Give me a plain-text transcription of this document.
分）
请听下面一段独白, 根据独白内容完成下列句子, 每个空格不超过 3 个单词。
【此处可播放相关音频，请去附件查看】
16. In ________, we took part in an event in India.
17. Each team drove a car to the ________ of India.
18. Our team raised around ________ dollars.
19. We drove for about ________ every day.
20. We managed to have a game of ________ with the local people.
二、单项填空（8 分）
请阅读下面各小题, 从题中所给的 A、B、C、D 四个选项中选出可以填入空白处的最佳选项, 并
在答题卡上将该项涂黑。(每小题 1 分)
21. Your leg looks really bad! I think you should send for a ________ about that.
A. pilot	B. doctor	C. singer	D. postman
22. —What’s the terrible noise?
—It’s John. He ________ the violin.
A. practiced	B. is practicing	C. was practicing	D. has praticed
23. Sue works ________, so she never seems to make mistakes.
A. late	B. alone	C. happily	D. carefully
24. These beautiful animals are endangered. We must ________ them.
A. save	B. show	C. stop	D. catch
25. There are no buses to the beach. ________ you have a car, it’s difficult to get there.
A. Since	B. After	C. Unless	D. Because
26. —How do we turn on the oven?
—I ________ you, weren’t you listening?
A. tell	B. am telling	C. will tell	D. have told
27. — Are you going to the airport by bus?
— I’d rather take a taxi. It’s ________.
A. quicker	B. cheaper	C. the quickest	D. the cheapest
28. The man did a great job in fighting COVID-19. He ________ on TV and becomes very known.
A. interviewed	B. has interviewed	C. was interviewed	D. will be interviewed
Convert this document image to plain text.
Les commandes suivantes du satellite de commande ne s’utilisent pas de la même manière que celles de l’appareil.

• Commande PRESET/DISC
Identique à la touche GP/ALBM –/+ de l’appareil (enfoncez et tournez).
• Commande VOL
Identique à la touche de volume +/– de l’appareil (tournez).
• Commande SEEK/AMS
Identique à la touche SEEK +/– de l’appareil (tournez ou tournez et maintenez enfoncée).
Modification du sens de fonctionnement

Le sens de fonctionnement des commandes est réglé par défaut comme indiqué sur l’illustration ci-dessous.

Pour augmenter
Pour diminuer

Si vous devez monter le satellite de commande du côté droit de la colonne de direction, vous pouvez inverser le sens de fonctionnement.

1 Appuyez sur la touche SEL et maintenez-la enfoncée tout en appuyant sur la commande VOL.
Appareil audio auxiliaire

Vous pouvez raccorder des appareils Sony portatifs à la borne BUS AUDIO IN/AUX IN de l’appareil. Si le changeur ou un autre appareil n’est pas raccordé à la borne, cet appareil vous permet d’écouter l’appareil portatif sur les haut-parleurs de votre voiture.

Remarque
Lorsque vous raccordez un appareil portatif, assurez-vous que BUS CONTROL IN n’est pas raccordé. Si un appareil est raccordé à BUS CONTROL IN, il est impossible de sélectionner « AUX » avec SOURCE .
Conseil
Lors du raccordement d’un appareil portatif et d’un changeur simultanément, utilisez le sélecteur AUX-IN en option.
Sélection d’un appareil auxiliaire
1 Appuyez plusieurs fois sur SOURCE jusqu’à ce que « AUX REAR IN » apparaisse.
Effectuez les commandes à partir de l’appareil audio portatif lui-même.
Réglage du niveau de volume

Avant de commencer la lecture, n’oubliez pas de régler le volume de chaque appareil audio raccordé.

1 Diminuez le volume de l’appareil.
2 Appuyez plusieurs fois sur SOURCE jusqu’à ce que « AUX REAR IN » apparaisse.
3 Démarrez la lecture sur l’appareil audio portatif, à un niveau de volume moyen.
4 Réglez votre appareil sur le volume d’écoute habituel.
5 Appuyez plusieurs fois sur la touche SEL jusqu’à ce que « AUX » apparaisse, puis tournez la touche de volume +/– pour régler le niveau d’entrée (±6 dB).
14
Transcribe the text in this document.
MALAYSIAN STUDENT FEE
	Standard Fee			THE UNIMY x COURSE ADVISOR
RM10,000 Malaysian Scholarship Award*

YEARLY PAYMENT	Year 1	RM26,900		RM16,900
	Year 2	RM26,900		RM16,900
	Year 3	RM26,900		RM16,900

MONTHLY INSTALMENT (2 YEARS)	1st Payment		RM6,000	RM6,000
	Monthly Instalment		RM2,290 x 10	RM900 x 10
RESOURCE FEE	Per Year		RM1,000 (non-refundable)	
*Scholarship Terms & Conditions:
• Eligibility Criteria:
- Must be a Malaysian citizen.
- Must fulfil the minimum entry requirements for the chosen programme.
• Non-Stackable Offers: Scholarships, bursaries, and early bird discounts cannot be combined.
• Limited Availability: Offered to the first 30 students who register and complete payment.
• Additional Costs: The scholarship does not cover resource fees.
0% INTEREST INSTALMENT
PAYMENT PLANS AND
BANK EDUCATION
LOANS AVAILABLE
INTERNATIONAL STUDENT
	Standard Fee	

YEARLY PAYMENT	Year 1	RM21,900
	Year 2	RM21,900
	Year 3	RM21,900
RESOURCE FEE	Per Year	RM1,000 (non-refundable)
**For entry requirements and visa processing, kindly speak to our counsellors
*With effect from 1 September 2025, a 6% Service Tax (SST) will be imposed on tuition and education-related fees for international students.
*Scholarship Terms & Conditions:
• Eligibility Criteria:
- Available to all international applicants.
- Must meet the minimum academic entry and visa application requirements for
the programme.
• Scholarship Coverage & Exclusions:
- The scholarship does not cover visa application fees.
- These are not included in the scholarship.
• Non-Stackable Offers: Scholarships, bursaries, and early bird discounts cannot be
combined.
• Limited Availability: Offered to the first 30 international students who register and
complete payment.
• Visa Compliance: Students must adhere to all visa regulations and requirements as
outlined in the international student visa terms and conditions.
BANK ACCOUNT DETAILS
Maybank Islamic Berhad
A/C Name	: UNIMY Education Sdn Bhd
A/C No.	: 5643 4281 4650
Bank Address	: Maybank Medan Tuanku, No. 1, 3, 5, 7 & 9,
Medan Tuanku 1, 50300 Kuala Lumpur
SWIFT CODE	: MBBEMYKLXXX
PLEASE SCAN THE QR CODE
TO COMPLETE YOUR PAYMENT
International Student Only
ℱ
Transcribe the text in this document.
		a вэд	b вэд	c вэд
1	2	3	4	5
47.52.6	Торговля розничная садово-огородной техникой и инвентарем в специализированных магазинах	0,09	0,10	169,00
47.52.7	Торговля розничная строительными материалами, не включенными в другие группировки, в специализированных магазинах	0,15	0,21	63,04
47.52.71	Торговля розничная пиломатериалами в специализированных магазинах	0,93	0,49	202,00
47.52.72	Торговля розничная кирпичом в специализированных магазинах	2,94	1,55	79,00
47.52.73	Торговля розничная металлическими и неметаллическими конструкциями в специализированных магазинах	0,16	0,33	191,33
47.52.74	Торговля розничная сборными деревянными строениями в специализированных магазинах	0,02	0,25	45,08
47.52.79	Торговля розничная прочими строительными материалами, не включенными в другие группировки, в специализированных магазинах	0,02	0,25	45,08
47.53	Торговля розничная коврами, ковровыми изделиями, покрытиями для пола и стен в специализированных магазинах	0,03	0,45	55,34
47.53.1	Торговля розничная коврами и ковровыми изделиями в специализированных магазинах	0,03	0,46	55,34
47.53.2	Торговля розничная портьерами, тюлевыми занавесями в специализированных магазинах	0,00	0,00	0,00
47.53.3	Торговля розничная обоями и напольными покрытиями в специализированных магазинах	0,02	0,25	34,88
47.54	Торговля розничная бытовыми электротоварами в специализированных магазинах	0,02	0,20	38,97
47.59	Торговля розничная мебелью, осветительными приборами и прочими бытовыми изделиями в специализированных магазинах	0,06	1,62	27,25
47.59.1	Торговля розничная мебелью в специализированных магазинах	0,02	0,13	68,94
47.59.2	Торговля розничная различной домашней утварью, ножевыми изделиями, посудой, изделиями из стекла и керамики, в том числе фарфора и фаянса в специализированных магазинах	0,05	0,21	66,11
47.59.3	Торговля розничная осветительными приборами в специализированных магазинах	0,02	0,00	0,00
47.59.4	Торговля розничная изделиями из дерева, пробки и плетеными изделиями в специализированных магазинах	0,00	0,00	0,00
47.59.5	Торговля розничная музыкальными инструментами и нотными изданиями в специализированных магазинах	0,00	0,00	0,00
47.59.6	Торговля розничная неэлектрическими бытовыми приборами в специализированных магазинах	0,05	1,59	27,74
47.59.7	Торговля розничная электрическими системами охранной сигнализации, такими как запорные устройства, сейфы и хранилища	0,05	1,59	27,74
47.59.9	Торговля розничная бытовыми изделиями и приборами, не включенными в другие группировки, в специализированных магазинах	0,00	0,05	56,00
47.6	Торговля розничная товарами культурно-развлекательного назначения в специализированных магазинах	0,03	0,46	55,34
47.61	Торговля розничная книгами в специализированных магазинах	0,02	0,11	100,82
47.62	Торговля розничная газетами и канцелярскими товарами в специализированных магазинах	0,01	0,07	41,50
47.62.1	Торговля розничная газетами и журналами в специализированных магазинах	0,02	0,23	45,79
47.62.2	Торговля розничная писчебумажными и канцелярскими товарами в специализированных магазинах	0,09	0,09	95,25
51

**WHAT IS NEEDED**
Look through the entries above and report each line where the string "tournez" occurs.

**THE REPLY**
Identique à la touche GP/ALBM –/+ de l’appareil (enfoncez et tournez).
Identique à la touche de volume +/– de l’appareil (tournez).
Identique à la touche SEEK +/– de l’appareil (tournez ou tournez et maintenez enfoncée).
5 Appuyez plusieurs fois sur la touche SEL jusqu’à ce que « AUX » apparaisse, puis tournez la touche de volume +/– pour régler le niveau d’entrée (±6 dB).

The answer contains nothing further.